March 14, 2005 Radio Commentary -- Iraq: "We Seek no
Wider War"
On February 17, 1965, several months after the partly fictitious Gulf
of Tonkin incident and passage of the wholly real Gulf of Tonkin
resolution, Lyndon Johnson famously said of Vietnam, “We have no
ambition there for ourselves, we seek no wider war,” the last half of
that phrase immortalized by songwriter Phil Ochs.
Those words signaled the almost immediate escalation of U.S.
involvement in Vietnam from support for a murderous counterinsurgency
carried out by the South Vietnamese government to all-out war and a
massive U.S. troop presence.
By the end of the 1960’s, as most people believed the United States
could not win outright, Nixon’s response was to expand the unwinnable
war, resuming bombing of North Vietnam and also spreading the war to
Laos and Cambodia. The primary reason given was that Laos and Cambodia,
as uncontrolled neutral territories, were a base of operations for the
Vietnamese resistance.
All the signs indicate that the Bush administration is planning
expansion of the hitherto unsuccessful but still far from lost war in
Iraq.
We have known for some time that the abstract, theoretical plans of the
neoconservatives involve “regime change,” removal of governments,
especially in the Middle East, designated as enemies, and the spreading
of some form of U.S. domination, usually designated by the code word
“democracy.” What we didn’t know, especially with the occupation of
Iraq bogging down, was whether those at the top felt they could act on
those plans.

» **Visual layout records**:
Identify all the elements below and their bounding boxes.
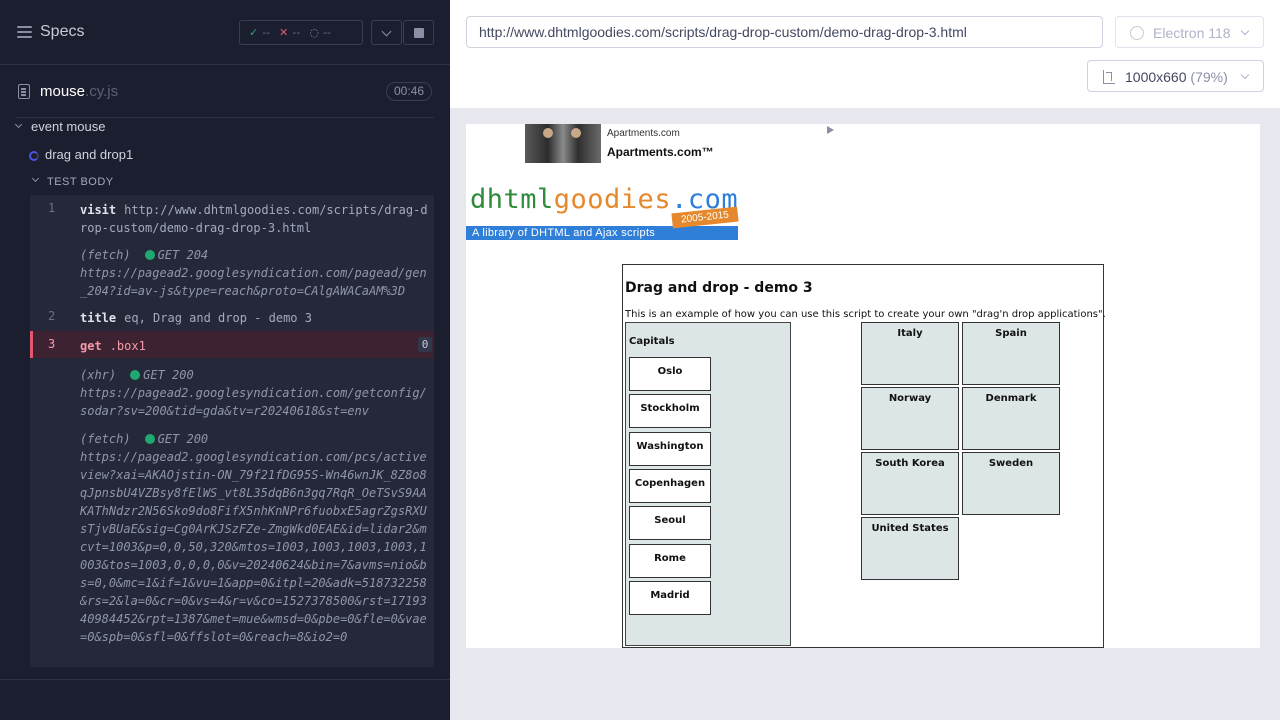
capital-box[interactable]: Seoul bbox=[629, 506, 711, 540]
spec-file-row[interactable]: mouse.cy.js 00:46 bbox=[0, 76, 450, 106]
cypress-reporter: Specs ✓ -- ✕ -- ◌ -- mouse.cy.js 00:46 even… bbox=[0, 0, 450, 720]
test-row[interactable]: drag and drop1 bbox=[28, 146, 434, 164]
browser-select-button[interactable]: Electron 118 bbox=[1115, 16, 1264, 48]
command-number: 3 bbox=[48, 337, 56, 351]
command-row[interactable]: 2 title eq, Drag and drop - demo 3 bbox=[30, 303, 434, 330]
capital-box[interactable]: Copenhagen bbox=[629, 469, 711, 503]
suite-row[interactable]: event mouse bbox=[14, 118, 434, 136]
logo-tagline: A library of DHTML and Ajax scripts bbox=[472, 227, 656, 239]
network-log-row[interactable]: (fetch) GET 200 https://pagead2.googlesynd… bbox=[30, 424, 434, 664]
url-bar[interactable]: http://www.dhtmlgoodies.com/scripts/drag… bbox=[466, 16, 1103, 48]
pending-stat: ◌ -- bbox=[309, 26, 331, 39]
country-drop-target[interactable]: Denmark bbox=[962, 387, 1060, 450]
capitals-container: Capitals Oslo Stockholm Washington Copen… bbox=[625, 322, 791, 646]
country-drop-target[interactable]: Norway bbox=[861, 387, 959, 450]
caret-down-icon bbox=[31, 174, 40, 183]
test-title: drag and drop1 bbox=[45, 147, 134, 162]
demo-intro: This is an example of how you can use th… bbox=[625, 309, 1106, 320]
country-drop-target[interactable]: Spain bbox=[962, 322, 1060, 385]
command-message: get .box1 bbox=[80, 339, 146, 353]
spec-file-name: mouse.cy.js bbox=[40, 83, 119, 100]
network-log-row[interactable]: (fetch) GET 204 https://pagead2.googlesynd… bbox=[30, 240, 434, 302]
check-icon: ✓ bbox=[249, 26, 259, 39]
caret-down-icon bbox=[14, 120, 23, 129]
stop-icon bbox=[414, 28, 424, 38]
command-message: visit http://www.dhtmlgoodies.com/scripts… bbox=[80, 203, 428, 235]
browser-label: Electron 118 bbox=[1153, 25, 1231, 41]
running-spinner-icon bbox=[29, 151, 39, 161]
auto-scroll-button[interactable] bbox=[371, 20, 402, 45]
test-body-toggle[interactable]: TEST BODY bbox=[30, 174, 434, 192]
command-row[interactable]: 1 visit http://www.dhtmlgoodies.com/scrip… bbox=[30, 195, 434, 246]
ad-banner[interactable]: Apartments.com Apartments.com™ bbox=[525, 124, 834, 164]
command-message: title eq, Drag and drop - demo 3 bbox=[80, 311, 312, 325]
command-number: 1 bbox=[48, 201, 56, 215]
network-log-message: (fetch) GET 204 https://pagead2.googlesynd… bbox=[80, 248, 427, 298]
network-log-message: (fetch) GET 200 https://pagead2.googlesynd… bbox=[80, 432, 427, 644]
x-icon: ✕ bbox=[279, 26, 289, 39]
capital-box[interactable]: Stockholm bbox=[629, 394, 711, 428]
country-drop-target[interactable]: Sweden bbox=[962, 452, 1060, 515]
network-log-message: (xhr) GET 200 https://pagead2.googlesyndic… bbox=[80, 368, 427, 418]
pending-circle-icon: ◌ bbox=[309, 26, 319, 39]
status-dot-icon bbox=[130, 370, 141, 380]
suite-title: event mouse bbox=[31, 119, 106, 134]
capital-box[interactable]: Oslo bbox=[629, 357, 711, 391]
failed-stat: ✕ -- bbox=[279, 26, 301, 39]
viewport-button[interactable]: 1000x660 (79%) bbox=[1087, 60, 1264, 92]
ad-image bbox=[525, 124, 601, 163]
chevron-down-icon bbox=[1240, 70, 1250, 80]
element-count-badge: 0 bbox=[418, 337, 432, 352]
reporter-header: Specs ✓ -- ✕ -- ◌ -- bbox=[0, 0, 450, 65]
capital-box[interactable]: Washington bbox=[629, 432, 711, 466]
active-command-row[interactable]: 3 get .box1 0 bbox=[30, 331, 434, 358]
drag-drop-demo: Drag and drop - demo 3 This is an exampl… bbox=[622, 264, 1106, 648]
chevron-down-icon bbox=[1240, 26, 1250, 36]
aut-header: http://www.dhtmlgoodies.com/scripts/drag… bbox=[450, 0, 1280, 108]
chevron-down-icon bbox=[381, 26, 392, 37]
test-body-label: TEST BODY bbox=[47, 176, 114, 188]
network-log-row[interactable]: (xhr) GET 200 https://pagead2.googlesyndic… bbox=[30, 360, 434, 422]
country-drop-target[interactable]: Italy bbox=[861, 322, 959, 385]
ad-advertiser: Apartments.com bbox=[607, 128, 680, 139]
command-log: 1 visit http://www.dhtmlgoodies.com/scrip… bbox=[30, 195, 434, 667]
capitals-title: Capitals bbox=[629, 336, 675, 347]
test-stats: ✓ -- ✕ -- ◌ -- bbox=[239, 20, 363, 45]
reporter-footer-divider bbox=[0, 679, 450, 680]
ruler-icon bbox=[1103, 70, 1115, 84]
command-number: 2 bbox=[48, 309, 56, 323]
electron-icon bbox=[1130, 26, 1144, 40]
viewport-label: 1000x660 (79%) bbox=[1125, 69, 1228, 85]
passed-stat: ✓ -- bbox=[249, 26, 271, 39]
status-dot-icon bbox=[144, 250, 155, 260]
ad-headline: Apartments.com™ bbox=[607, 145, 714, 159]
ad-choices-icon[interactable] bbox=[827, 126, 834, 134]
specs-title[interactable]: Specs bbox=[40, 23, 84, 41]
document-icon bbox=[18, 84, 30, 99]
specs-list-icon[interactable] bbox=[17, 26, 32, 39]
run-duration: 00:46 bbox=[386, 82, 432, 101]
stop-button[interactable] bbox=[403, 20, 434, 45]
status-dot-icon bbox=[144, 434, 155, 444]
capital-box[interactable]: Rome bbox=[629, 544, 711, 578]
app-under-test-frame: Apartments.com Apartments.com™ dhtmlgood… bbox=[466, 124, 1260, 648]
capital-box[interactable]: Madrid bbox=[629, 581, 711, 615]
demo-title: Drag and drop - demo 3 bbox=[625, 280, 813, 296]
site-logo[interactable]: dhtmlgoodies.com A library of DHTML and … bbox=[466, 184, 746, 244]
country-drop-target[interactable]: South Korea bbox=[861, 452, 959, 515]
country-drop-target[interactable]: United States bbox=[861, 517, 959, 580]
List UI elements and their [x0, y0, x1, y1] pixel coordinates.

» **WHAT IS ASKED**:
• 1. Format the layout rows, from the line with "capital-box[interactable]: Seoul bbox=[629, 506, 711, 540]" up to and including the line with "spec-file-name: mouse.cy.js bbox=[40, 83, 119, 100]", as a Markdown table with columns No. and Line. Omit blank lines and include nothing else.
• 2. Resume the commentary on the Iraq war right after its last sentence.
The commentary and the rows are unrelated to each other.

» **ANSWERS FOR THIS EXERCISE**:
• 1.
| No. | Line |
|---|---|
| 1 | capital-box[interactable]: Seoul bbox=[629, 506, 711, 540] |
| 2 | spec-file-row[interactable]: mouse.cy.js 00:46 bbox=[0, 76, 450, 106] |
| 3 | cypress-reporter: Specs ✓ -- ✕ -- ◌ -- mouse.cy.js 00:46 even… bbox=[0, 0, 450, 720] |
| 4 | test-row[interactable]: drag and drop1 bbox=[28, 146, 434, 164] |
| 5 | browser-select-button[interactable]: Electron 118 bbox=[1115, 16, 1264, 48] |
| 6 | command-number: 3 bbox=[48, 337, 56, 351] |
| 7 | command-row[interactable]: 2 title eq, Drag and drop - demo 3 bbox=[30, 303, 434, 330] |
| 8 | capital-box[interactable]: Copenhagen bbox=[629, 469, 711, 503] |
| 9 | suite-row[interactable]: event mouse bbox=[14, 118, 434, 136] |
| 10 | logo-tagline: A library of DHTML and Ajax scripts bbox=[472, 227, 656, 239] |
| 11 | network-log-row[interactable]: (fetch) GET 200 https://pagead2.googlesynd… bbox=[30, 424, 434, 664] |
| 12 | url-bar[interactable]: http://www.dhtmlgoodies.com/scripts/drag… bbox=[466, 16, 1103, 48] |
| 13 | pending-stat: ◌ -- bbox=[309, 26, 331, 39] |
| 14 | country-drop-target[interactable]: Denmark bbox=[962, 387, 1060, 450] |
| 15 | capitals-container: Capitals Oslo Stockholm Washington Copen… bbox=[625, 322, 791, 646] |
| 16 | country-drop-target[interactable]: Norway bbox=[861, 387, 959, 450] |
| 17 | caret-down-icon bbox=[31, 174, 40, 183] |
| 18 | test-title: drag and drop1 bbox=[45, 147, 134, 162] |
| 19 | demo-intro: This is an example of how you can use th… bbox=[625, 309, 1106, 320] |
| 20 | country-drop-target[interactable]: Spain bbox=[962, 322, 1060, 385] |
| 21 | command-message: get .box1 bbox=[80, 339, 146, 353] |
| 22 | spec-file-name: mouse.cy.js bbox=[40, 83, 119, 100] |

• 2.
Over the last few months, we’ve seen all the signs we need; widening
the war is the background for all the administration’s foreign policy
thinking.
The neoconservatives, Rumsfeld, and Cheney have developed the absolute
conviction that Syria and Iran are helping the Iraqi resistance. This
makes little sense; the Syrian Ba’ath and Iraqi Ba’ath have opposed
each other for almost 40 years; Syria is run by the minority Alawites –
Shi’a -- and can’t be interested in fuelling an insurgency that is
increasingly Wahhabized and attacks Shi’a more often than occupying
troops; and Syria just turned over Saddam’s half-brother Sabawi to the
Americans. Iran is in contact with major Shi’a groups in Iraq, but the
main groups close to Iran just won the elections and have no intention
of armed resistance.
But we already know that our war planners are not part of what one Bush
aide termed the “reality-based community.”
They also know, this time correctly, that they haven’t gotten very far
in fighting global jihadism. Put these ingredients together and you get
a wider war.
So far, we’ve seen Seymour Hersh saying that the United States
currently has numerous teams inside Iran looking for hidden nuclear
facilities and that some planners are thinking about “regime change”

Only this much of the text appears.